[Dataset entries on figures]
---

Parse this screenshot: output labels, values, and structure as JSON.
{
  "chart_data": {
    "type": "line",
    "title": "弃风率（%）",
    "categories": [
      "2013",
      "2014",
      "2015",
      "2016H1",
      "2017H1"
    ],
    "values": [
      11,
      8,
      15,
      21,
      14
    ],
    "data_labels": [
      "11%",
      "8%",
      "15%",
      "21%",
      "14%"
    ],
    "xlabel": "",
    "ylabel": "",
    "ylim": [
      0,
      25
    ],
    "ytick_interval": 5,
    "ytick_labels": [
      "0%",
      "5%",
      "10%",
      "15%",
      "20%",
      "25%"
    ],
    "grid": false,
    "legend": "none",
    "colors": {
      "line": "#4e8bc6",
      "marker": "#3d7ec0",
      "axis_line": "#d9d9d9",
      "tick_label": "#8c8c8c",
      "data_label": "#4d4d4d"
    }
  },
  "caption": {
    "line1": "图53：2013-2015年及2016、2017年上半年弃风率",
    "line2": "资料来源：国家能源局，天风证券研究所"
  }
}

---

All lines above containing the string "values" are to be collected.

Parse this screenshot: output labels, values, and structure as JSON.
    "values": [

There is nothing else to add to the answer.